:: Listed entries

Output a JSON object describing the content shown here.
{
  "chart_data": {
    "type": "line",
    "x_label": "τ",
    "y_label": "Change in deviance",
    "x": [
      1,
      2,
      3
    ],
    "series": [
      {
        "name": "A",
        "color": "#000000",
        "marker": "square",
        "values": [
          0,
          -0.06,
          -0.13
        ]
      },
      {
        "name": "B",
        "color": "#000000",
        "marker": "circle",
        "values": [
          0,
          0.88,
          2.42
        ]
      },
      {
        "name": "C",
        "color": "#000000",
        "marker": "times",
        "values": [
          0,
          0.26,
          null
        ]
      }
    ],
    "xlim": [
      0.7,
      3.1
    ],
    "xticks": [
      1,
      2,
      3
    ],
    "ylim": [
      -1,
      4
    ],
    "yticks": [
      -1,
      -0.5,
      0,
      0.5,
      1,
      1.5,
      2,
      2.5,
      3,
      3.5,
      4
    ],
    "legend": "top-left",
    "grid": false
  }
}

::::

Requirement |
From the listing, copy every line where the string "marker" appears.

Exercise output |
        "marker": "square",
        "marker": "circle",
        "marker": "times",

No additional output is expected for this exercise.